**Exercise details:** In the records below, reproduce verbatim the lines from the one containing "Bar [407,396,416,401]" up to and including the one containing "Bar [507,578,522,595]".
* begin *
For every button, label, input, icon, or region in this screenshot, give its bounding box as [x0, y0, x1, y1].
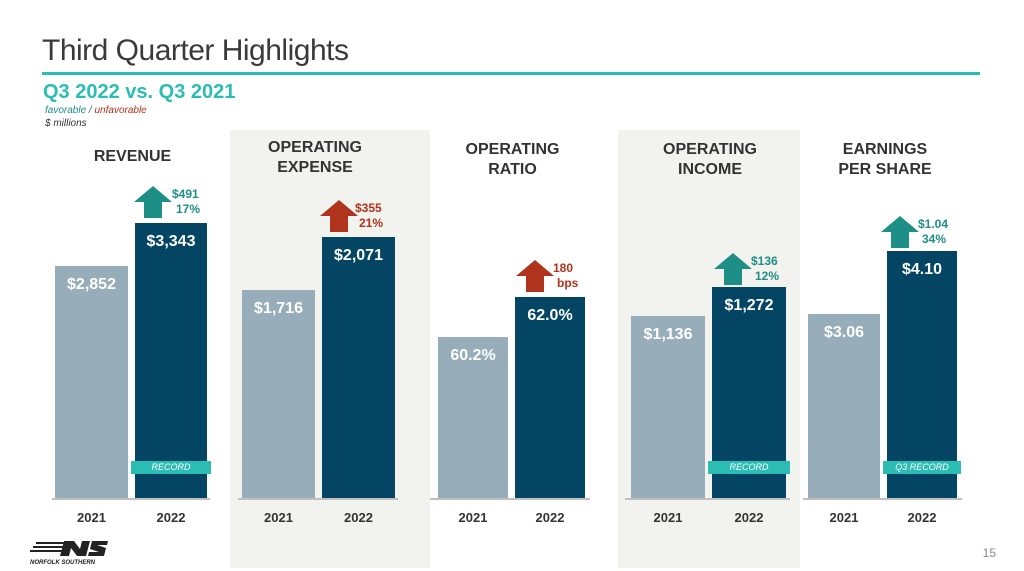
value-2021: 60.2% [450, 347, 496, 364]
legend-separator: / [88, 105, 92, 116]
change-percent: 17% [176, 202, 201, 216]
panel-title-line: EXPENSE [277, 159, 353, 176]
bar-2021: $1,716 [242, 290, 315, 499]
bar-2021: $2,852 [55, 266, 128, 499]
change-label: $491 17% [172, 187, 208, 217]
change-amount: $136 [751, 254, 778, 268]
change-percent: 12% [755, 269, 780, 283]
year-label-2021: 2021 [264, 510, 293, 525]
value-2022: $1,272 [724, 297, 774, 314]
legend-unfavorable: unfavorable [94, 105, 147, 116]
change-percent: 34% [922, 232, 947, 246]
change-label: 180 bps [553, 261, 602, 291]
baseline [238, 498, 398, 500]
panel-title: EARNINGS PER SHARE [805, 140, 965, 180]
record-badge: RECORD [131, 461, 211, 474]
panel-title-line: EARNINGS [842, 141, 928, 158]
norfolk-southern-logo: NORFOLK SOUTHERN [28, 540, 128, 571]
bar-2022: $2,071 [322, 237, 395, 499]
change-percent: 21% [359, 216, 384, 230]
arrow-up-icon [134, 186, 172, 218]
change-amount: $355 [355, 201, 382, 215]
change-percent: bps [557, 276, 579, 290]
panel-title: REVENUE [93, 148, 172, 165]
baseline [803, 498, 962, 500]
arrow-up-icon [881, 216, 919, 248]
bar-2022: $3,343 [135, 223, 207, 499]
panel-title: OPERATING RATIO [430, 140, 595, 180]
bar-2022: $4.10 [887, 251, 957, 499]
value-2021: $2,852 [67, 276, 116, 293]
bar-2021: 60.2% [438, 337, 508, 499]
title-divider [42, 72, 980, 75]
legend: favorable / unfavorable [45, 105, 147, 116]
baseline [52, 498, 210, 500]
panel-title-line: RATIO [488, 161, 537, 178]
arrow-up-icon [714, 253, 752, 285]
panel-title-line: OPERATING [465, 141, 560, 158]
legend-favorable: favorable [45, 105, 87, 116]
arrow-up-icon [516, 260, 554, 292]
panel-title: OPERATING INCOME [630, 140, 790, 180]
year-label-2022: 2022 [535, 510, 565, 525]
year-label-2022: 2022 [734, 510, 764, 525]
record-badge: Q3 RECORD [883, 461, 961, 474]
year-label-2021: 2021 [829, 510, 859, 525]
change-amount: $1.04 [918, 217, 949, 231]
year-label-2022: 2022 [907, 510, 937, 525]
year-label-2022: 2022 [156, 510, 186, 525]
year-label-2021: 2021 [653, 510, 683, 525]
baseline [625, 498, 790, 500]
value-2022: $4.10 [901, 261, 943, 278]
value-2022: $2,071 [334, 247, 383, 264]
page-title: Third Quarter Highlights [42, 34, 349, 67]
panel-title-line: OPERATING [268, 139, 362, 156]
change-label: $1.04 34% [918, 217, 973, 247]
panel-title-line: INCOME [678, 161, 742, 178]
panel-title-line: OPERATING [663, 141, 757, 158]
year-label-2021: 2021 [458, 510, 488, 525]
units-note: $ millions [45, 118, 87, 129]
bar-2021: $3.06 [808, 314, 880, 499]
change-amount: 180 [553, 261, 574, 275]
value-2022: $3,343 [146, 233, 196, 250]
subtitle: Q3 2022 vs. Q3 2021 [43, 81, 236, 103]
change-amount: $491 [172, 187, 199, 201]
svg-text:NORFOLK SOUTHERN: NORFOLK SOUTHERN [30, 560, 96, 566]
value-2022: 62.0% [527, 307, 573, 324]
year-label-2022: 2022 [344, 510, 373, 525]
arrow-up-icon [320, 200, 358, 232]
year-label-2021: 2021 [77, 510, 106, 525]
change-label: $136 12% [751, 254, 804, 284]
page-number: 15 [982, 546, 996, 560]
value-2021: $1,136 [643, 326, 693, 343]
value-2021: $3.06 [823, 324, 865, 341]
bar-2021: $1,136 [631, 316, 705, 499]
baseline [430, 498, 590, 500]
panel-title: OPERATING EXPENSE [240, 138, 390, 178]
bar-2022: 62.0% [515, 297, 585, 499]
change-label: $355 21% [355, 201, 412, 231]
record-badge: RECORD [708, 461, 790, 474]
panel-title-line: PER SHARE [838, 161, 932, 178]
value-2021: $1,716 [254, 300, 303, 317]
* end *
* begin *
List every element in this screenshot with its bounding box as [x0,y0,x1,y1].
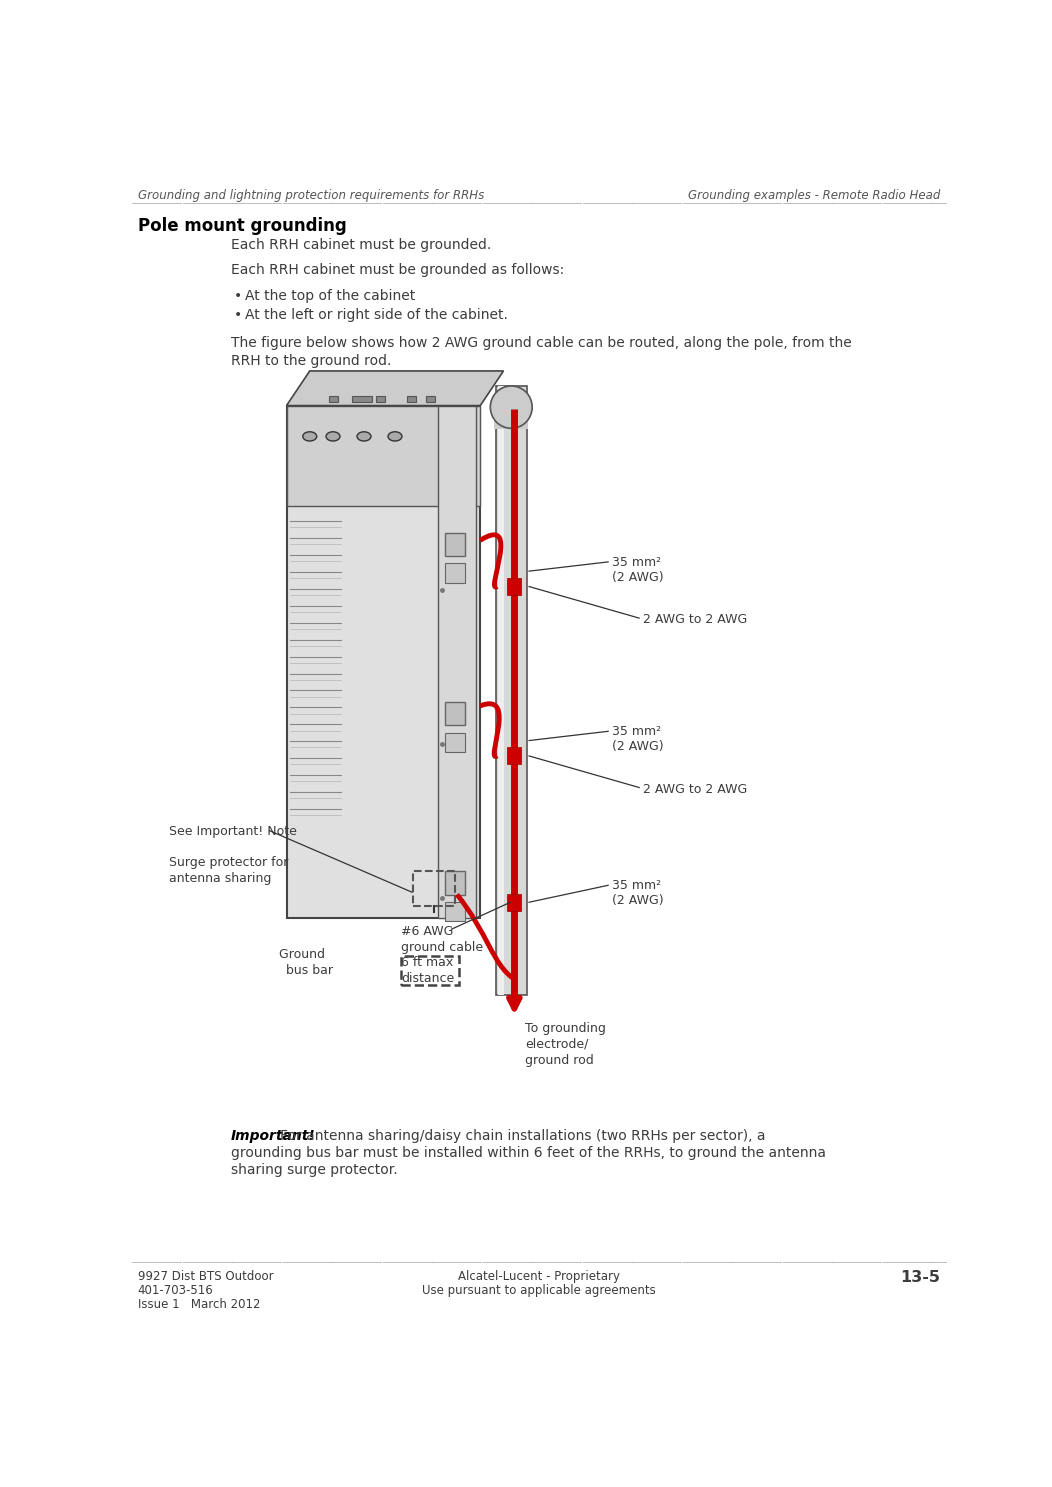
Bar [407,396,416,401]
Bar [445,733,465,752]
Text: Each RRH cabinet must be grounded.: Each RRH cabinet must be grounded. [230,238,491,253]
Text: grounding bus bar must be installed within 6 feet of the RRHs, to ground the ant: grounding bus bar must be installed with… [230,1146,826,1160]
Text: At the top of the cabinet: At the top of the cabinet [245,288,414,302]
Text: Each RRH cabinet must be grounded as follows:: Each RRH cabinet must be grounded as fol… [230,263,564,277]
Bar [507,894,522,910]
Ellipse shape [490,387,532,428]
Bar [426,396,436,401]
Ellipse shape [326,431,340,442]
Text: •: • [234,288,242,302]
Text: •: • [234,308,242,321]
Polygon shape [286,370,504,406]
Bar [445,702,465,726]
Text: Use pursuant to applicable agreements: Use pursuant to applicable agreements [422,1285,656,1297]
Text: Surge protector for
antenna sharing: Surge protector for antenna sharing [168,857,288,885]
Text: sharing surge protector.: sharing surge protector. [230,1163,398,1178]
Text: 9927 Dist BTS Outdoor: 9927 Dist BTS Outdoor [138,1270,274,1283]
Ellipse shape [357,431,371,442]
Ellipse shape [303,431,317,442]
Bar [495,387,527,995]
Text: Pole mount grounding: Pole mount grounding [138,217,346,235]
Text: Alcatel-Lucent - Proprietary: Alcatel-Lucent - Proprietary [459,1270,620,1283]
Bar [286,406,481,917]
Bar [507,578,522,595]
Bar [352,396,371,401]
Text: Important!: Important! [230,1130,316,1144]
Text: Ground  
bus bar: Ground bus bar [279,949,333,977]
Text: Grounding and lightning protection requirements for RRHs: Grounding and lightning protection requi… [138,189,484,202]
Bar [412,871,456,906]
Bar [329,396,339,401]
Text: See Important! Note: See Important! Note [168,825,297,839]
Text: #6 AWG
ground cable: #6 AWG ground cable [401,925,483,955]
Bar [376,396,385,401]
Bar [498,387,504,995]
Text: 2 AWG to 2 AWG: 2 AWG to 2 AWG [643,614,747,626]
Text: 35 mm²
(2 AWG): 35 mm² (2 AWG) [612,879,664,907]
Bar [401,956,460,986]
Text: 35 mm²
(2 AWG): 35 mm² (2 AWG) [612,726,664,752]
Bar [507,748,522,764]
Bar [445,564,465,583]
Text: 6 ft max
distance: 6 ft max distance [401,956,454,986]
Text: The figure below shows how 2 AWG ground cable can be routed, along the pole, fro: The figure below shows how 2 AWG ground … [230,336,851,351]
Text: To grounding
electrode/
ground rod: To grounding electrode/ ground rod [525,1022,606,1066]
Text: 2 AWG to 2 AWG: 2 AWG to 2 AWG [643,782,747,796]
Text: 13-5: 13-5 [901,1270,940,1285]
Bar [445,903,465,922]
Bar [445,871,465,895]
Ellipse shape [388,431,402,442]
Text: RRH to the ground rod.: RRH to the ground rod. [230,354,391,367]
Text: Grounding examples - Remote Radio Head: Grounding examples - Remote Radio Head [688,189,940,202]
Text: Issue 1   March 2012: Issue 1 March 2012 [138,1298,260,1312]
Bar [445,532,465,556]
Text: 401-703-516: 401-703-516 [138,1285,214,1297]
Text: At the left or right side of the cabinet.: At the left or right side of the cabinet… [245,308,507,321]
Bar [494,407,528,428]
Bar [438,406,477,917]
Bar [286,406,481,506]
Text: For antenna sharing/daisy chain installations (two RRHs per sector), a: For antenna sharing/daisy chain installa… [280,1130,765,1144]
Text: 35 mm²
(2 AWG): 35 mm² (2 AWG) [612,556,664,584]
* end *
**Written solution:**
Bar [407,396,416,401]
Bar [445,733,465,752]
Text: Each RRH cabinet must be grounded.: Each RRH cabinet must be grounded. [230,238,491,253]
Text: grounding bus bar must be installed within 6 feet of the RRHs, to ground the ant: grounding bus bar must be installed with… [230,1146,826,1160]
Text: At the top of the cabinet: At the top of the cabinet [245,288,414,302]
Text: Each RRH cabinet must be grounded as follows:: Each RRH cabinet must be grounded as fol… [230,263,564,277]
Bar [507,894,522,910]
Ellipse shape [490,387,532,428]
Bar [426,396,436,401]
Ellipse shape [326,431,340,442]
Text: •: • [234,288,242,302]
Text: •: • [234,308,242,321]
Polygon shape [286,370,504,406]
Bar [445,702,465,726]
Text: Use pursuant to applicable agreements: Use pursuant to applicable agreements [422,1285,656,1297]
Text: Surge protector for
antenna sharing: Surge protector for antenna sharing [168,857,288,885]
Text: sharing surge protector.: sharing surge protector. [230,1163,398,1178]
Text: 9927 Dist BTS Outdoor: 9927 Dist BTS Outdoor [138,1270,274,1283]
Ellipse shape [357,431,371,442]
Ellipse shape [303,431,317,442]
Bar [495,387,527,995]
Text: Pole mount grounding: Pole mount grounding [138,217,346,235]
Text: Alcatel-Lucent - Proprietary: Alcatel-Lucent - Proprietary [459,1270,620,1283]
Bar [286,406,481,917]
Bar [507,578,522,595]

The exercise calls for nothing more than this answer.